WHAT YOU NEED TO DO:
Go through the records and give each one again exactly.

◇ ◇ ◇ ◇ ◇

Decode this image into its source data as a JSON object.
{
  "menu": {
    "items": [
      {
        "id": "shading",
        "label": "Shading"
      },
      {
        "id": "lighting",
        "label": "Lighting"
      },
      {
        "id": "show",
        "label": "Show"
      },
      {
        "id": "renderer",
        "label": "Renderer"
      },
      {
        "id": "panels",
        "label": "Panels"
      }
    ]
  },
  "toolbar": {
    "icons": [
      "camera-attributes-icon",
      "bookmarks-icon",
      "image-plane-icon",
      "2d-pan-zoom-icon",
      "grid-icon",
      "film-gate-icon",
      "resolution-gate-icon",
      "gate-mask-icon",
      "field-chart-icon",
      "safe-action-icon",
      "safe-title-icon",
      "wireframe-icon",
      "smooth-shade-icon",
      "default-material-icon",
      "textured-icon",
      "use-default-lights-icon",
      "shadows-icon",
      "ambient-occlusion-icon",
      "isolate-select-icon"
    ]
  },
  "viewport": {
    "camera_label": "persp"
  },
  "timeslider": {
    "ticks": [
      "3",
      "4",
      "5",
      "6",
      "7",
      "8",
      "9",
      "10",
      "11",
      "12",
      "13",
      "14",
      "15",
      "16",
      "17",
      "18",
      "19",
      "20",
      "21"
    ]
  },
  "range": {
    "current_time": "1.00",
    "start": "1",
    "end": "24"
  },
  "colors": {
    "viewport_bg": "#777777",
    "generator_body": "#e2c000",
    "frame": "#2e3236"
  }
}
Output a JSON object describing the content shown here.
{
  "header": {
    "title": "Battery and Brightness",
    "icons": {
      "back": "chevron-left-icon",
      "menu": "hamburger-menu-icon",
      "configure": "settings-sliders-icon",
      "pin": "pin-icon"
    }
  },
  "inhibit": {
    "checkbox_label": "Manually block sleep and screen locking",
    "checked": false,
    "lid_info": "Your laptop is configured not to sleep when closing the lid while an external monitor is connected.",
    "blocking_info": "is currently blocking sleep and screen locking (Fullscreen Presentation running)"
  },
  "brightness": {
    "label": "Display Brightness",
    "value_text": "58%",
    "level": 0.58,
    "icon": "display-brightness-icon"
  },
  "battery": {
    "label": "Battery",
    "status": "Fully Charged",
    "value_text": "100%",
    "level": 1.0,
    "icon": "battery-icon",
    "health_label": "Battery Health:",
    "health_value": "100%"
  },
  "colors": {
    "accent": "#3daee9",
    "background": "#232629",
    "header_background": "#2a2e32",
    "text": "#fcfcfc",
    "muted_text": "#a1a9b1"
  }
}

◇ ◇ ◇ ◇ ◇

REPLY:
Decode this image into its source data as a JSON object.
{
  "menu": {
    "items": [
      {
        "id": "shading",
        "label": "Shading"
      },
      {
        "id": "lighting",
        "label": "Lighting"
      },
      {
        "id": "show",
        "label": "Show"
      },
      {
        "id": "renderer",
        "label": "Renderer"
      },
      {
        "id": "panels",
        "label": "Panels"
      }
    ]
  },
  "toolbar": {
    "icons": [
      "camera-attributes-icon",
      "bookmarks-icon",
      "image-plane-icon",
      "2d-pan-zoom-icon",
      "grid-icon",
      "film-gate-icon",
      "resolution-gate-icon",
      "gate-mask-icon",
      "field-chart-icon",
      "safe-action-icon",
      "safe-title-icon",
      "wireframe-icon",
      "smooth-shade-icon",
      "default-material-icon",
      "textured-icon",
      "use-default-lights-icon",
      "shadows-icon",
      "ambient-occlusion-icon",
      "isolate-select-icon"
    ]
  },
  "viewport": {
    "camera_label": "persp"
  },
  "timeslider": {
    "ticks": [
      "3",
      "4",
      "5",
      "6",
      "7",
      "8",
      "9",
      "10",
      "11",
      "12",
      "13",
      "14",
      "15",
      "16",
      "17",
      "18",
      "19",
      "20",
      "21"
    ]
  },
  "range": {
    "current_time": "1.00",
    "start": "1",
    "end": "24"
  },
  "colors": {
    "viewport_bg": "#777777",
    "generator_body": "#e2c000",
    "frame": "#2e3236"
  }
}
Output a JSON object describing the content shown here.
{
  "header": {
    "title": "Battery and Brightness",
    "icons": {
      "back": "chevron-left-icon",
      "menu": "hamburger-menu-icon",
      "configure": "settings-sliders-icon",
      "pin": "pin-icon"
    }
  },
  "inhibit": {
    "checkbox_label": "Manually block sleep and screen locking",
    "checked": false,
    "lid_info": "Your laptop is configured not to sleep when closing the lid while an external monitor is connected.",
    "blocking_info": "is currently blocking sleep and screen locking (Fullscreen Presentation running)"
  },
  "brightness": {
    "label": "Display Brightness",
    "value_text": "58%",
    "level": 0.58,
    "icon": "display-brightness-icon"
  },
  "battery": {
    "label": "Battery",
    "status": "Fully Charged",
    "value_text": "100%",
    "level": 1.0,
    "icon": "battery-icon",
    "health_label": "Battery Health:",
    "health_value": "100%"
  },
  "colors": {
    "accent": "#3daee9",
    "background": "#232629",
    "header_background": "#2a2e32",
    "text": "#fcfcfc",
    "muted_text": "#a1a9b1"
  }
}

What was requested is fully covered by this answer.